_TEXT PASSAGE_.
%%
The idea that meaning is not shared across cultural contexts is a very postmodern idea posited by men like Jacques Derrida and it is an wonderful example of philosophy taken to the most absurd places.
I was introduced to postmodernism by my children, who had to study it in their philosophy classes. It has its good points and its bad points---like most philosophies. And it does get carried to extremes---like most philosophies.
Of course, it is possible to share meaning across cultural contexts, but you have to work at it. You have to recognize that culture shapes meaning and different cultures shape meanings in different ways. You can't begin by assuming that the culture that is normal for you is normal for everybody.
But once the existence of differences is recognized, then one can explore the variations in meaning and make oneself clear across cultural differences.
Modernism also recognizes that we interpret what God said to a people of a different time and culture through the filters of our own time and culture; the difference is that modernism seeks to remove those filters to the degree that it is possible but postmodernism posits that it is impossible to remove those filters with any degree of certainty at all. For the postmodern knowledge is an all or nothing proposition. We all agree that no one can know everything but the postmodern makes the illogical conclusion that nothing can be known with any degree of certainty at all.
Since every culture, including the biblical culture and our own culture and Inuit and Swahili and Mandarin cultures all have filters of some kind, how is it possible to remove all filters?
One can learn to express oneself in a different language, using its embedded filters. But that is simply exchanging one set of filters for another.
The initial arguments of this thread began as modernist arguments i.e. seeking to understand the text as the author intended but has quickly taken a postmodern turn. A postmodern doesn't seek to understand authorial intent because he believes authorial intent is irrelevant; the post modern seeks to interpret the text through the lens of his own culture believing that is all that is possible.
I don't know that that is true. If it is, then it is a weak point of postmodernism. All hermeneutics aims to interpret the text in terms of the culture of the current audience. But that doesn't make the intent of the author irrelevant. After all, the intent of the author is what one is supposedly interpreting, so understanding what the author intended is essential background to interpreting it.
What postmodernism would recognize is that the author is also expressing him/herself in terms of unrecognized cultural assumptions and filters that have their own blind spots, just as ours do.
An obvious example is the paucity of references to women in scripture. The feeding of the five thousand, for example, actually specifies five thousand men and merely mentions the presence of women and children without counting them.
So a thorough-going hermeneutics must look at that aspect of the author's composition as well. What assumptions is the author making that are alien to us?
%%
_WRITTEN PROBLEM 1_. Report every line of the records that contains the string "Zoom".

_RECORDS TO PROCESS_.
%%
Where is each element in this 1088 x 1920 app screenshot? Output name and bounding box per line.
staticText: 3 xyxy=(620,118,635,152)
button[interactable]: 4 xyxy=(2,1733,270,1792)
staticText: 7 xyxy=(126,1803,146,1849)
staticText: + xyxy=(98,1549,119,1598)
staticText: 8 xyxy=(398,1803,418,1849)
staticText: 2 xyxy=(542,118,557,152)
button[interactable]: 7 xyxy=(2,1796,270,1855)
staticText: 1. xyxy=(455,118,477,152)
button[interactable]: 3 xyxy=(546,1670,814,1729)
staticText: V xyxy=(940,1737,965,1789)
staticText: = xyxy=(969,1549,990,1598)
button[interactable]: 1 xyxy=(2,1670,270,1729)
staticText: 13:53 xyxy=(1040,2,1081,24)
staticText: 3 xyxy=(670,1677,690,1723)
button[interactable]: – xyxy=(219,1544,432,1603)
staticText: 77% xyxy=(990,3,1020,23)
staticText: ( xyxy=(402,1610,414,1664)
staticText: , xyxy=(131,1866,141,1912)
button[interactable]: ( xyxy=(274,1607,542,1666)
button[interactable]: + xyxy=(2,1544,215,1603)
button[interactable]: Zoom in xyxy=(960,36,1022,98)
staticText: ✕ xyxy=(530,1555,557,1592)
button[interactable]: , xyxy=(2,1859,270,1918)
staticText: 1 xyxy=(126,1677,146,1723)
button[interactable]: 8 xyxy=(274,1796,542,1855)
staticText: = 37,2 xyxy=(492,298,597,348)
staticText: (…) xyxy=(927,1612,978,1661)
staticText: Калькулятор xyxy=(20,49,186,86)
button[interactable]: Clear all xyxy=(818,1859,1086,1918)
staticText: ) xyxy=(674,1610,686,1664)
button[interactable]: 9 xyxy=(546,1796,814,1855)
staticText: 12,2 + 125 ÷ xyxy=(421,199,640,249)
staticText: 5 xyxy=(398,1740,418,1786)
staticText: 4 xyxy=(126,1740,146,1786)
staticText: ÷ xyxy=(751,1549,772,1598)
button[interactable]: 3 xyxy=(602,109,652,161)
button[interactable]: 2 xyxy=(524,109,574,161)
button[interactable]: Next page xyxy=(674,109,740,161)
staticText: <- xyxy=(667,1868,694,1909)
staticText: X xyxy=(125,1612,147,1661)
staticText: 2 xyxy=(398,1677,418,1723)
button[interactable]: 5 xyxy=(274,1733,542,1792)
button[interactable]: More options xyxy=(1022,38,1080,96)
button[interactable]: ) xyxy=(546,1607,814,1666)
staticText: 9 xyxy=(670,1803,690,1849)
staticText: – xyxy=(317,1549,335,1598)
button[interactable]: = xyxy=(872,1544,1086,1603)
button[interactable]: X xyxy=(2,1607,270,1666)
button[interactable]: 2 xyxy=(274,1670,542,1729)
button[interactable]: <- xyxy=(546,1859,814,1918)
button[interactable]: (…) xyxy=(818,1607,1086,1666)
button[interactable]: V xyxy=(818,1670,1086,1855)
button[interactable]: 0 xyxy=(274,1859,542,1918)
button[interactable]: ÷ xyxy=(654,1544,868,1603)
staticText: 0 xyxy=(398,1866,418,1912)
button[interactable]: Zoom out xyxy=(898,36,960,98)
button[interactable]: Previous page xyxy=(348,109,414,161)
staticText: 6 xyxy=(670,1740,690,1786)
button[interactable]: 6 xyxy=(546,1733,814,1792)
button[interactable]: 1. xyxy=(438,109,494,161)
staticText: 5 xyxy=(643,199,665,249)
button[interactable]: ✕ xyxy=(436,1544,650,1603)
%%
_WRITTEN PROBLEM 2_. The passage on postmodernism names several cultures that all have filters of some kind. List every one of these cultures.

_FULL OUTPUT 1_.
button[interactable]: Zoom in xyxy=(960,36,1022,98)
button[interactable]: Zoom out xyxy=(898,36,960,98)

_FULL OUTPUT 2_.
- The biblical culture
- Our own culture
- Inuit culture
- Swahili culture
- Mandarin culture